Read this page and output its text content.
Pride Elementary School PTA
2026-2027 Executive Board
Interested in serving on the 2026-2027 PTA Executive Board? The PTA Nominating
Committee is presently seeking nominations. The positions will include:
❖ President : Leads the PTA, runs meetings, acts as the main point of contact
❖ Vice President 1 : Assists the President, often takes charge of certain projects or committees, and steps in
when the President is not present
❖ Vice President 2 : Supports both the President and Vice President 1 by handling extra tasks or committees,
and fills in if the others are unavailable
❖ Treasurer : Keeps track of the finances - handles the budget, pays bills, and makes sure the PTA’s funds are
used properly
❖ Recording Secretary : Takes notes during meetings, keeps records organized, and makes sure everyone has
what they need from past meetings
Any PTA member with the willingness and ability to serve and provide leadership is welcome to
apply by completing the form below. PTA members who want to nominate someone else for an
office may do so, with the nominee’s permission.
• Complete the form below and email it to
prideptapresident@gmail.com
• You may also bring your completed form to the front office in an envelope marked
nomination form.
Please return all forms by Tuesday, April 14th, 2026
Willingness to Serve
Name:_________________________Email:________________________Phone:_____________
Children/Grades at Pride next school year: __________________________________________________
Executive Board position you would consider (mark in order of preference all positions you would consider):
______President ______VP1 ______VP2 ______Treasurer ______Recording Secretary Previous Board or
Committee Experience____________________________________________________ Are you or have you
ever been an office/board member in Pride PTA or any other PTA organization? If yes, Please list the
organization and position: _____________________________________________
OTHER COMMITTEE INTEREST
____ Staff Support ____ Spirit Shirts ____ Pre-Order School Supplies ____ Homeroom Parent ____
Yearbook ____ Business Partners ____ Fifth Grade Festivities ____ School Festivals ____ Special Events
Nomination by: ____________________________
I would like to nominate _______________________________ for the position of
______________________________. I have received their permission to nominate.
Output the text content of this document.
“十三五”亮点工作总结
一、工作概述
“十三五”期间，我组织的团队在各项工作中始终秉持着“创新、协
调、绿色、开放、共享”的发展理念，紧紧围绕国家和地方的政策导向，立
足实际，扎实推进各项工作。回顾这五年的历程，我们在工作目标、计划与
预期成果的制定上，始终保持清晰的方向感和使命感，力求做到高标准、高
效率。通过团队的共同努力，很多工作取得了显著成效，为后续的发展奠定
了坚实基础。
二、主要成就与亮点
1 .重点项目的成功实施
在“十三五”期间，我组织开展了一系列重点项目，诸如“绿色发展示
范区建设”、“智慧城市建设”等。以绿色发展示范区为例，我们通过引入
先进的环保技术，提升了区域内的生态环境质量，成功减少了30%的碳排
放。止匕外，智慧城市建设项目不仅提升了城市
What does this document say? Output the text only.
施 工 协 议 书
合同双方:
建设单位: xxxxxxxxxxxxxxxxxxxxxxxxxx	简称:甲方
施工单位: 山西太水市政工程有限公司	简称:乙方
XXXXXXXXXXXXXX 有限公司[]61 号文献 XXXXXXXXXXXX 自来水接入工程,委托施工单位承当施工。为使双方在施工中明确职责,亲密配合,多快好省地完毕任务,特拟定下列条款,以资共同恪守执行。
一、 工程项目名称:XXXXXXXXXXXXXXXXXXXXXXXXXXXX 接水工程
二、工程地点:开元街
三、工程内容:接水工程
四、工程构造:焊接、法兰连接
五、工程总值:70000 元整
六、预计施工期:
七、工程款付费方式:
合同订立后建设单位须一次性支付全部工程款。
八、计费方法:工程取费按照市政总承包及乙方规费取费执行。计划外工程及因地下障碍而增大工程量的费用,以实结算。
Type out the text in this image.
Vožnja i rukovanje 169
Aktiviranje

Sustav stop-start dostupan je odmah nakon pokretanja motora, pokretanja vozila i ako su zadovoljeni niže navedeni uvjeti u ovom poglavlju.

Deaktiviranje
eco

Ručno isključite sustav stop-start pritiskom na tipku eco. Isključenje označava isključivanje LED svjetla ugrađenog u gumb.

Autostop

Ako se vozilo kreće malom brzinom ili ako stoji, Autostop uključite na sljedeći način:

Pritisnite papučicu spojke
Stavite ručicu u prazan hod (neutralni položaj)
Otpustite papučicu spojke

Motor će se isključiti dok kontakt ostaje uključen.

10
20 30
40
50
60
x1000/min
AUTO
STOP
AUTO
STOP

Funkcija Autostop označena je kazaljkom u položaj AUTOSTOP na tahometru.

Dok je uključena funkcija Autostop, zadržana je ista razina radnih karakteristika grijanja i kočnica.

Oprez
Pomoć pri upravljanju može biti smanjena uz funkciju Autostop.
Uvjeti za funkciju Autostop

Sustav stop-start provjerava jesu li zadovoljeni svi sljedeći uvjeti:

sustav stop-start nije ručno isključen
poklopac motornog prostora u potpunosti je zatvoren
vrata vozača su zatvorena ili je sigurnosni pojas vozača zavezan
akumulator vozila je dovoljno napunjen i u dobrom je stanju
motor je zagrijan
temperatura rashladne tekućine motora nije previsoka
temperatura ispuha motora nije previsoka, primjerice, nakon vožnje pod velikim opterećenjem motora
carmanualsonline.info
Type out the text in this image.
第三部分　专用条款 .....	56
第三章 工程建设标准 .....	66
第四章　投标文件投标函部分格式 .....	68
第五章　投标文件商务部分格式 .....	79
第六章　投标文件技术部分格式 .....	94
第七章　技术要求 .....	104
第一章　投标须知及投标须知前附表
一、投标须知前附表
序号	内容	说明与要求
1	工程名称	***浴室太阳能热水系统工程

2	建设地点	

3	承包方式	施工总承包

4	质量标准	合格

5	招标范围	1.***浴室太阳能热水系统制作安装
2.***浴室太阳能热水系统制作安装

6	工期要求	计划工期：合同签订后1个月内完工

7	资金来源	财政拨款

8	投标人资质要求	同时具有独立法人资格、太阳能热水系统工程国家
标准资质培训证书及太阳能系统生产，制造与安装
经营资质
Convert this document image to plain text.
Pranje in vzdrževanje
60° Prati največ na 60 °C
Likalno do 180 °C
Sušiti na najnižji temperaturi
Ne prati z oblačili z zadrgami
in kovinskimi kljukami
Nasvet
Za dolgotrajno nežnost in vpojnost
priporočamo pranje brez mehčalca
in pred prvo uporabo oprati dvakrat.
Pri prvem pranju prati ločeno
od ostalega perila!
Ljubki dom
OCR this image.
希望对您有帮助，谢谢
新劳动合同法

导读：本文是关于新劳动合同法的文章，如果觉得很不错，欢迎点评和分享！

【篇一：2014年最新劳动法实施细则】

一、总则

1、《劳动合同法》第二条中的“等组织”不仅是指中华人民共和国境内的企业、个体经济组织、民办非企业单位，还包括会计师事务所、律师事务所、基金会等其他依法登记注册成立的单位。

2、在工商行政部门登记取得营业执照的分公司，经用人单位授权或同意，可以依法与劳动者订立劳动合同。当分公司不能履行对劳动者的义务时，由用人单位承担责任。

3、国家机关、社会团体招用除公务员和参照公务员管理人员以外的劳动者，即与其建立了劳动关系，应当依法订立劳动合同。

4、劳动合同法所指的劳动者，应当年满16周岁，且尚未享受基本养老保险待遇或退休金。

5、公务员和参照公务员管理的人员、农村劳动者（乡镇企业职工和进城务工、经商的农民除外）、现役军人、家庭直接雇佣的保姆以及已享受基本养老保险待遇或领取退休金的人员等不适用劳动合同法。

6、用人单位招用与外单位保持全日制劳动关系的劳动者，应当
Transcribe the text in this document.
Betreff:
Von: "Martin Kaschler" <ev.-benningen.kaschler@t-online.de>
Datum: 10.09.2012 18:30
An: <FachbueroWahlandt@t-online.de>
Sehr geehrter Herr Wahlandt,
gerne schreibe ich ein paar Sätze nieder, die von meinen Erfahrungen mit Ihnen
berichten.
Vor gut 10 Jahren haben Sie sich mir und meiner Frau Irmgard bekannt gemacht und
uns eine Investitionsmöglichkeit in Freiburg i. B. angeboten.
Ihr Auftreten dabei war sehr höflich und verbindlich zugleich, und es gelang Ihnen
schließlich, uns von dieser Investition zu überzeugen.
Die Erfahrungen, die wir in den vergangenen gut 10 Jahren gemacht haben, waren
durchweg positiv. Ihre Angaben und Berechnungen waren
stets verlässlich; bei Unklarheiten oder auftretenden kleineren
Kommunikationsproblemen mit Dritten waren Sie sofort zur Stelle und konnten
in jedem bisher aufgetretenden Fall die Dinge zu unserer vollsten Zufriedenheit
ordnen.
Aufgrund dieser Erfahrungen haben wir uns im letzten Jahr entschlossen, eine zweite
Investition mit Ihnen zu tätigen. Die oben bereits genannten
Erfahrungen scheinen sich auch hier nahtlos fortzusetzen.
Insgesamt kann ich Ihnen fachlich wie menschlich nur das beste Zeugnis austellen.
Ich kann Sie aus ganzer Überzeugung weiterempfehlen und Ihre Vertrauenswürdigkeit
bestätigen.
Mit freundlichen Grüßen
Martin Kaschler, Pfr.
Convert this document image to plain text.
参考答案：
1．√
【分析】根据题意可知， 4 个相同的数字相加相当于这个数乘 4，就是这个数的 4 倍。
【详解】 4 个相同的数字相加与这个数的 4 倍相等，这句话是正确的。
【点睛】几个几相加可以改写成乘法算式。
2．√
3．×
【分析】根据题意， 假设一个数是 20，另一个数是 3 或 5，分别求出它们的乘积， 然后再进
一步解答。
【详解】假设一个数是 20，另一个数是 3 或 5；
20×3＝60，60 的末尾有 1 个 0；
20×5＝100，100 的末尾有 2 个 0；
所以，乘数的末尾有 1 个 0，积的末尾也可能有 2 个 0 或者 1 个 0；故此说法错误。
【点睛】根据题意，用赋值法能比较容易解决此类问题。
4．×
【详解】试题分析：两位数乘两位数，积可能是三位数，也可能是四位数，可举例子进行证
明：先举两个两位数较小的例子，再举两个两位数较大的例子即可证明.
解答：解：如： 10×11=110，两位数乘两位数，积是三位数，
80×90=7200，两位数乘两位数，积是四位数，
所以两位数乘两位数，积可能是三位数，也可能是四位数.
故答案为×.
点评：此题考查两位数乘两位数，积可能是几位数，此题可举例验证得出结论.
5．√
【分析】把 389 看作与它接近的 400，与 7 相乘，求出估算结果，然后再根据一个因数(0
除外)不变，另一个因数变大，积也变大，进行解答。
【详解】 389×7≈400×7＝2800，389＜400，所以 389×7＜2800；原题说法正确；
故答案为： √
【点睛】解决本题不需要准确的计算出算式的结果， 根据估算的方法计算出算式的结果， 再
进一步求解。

━━━━━━━━━━━━━━━━

Set exercise. Copy out all lines where the word "makes" appears.

Written response.
❖ Treasurer : Keeps track of the finances - handles the budget, pays bills, and makes sure the PTA’s funds are
❖ Recording Secretary : Takes notes during meetings, keeps records organized, and makes sure everyone has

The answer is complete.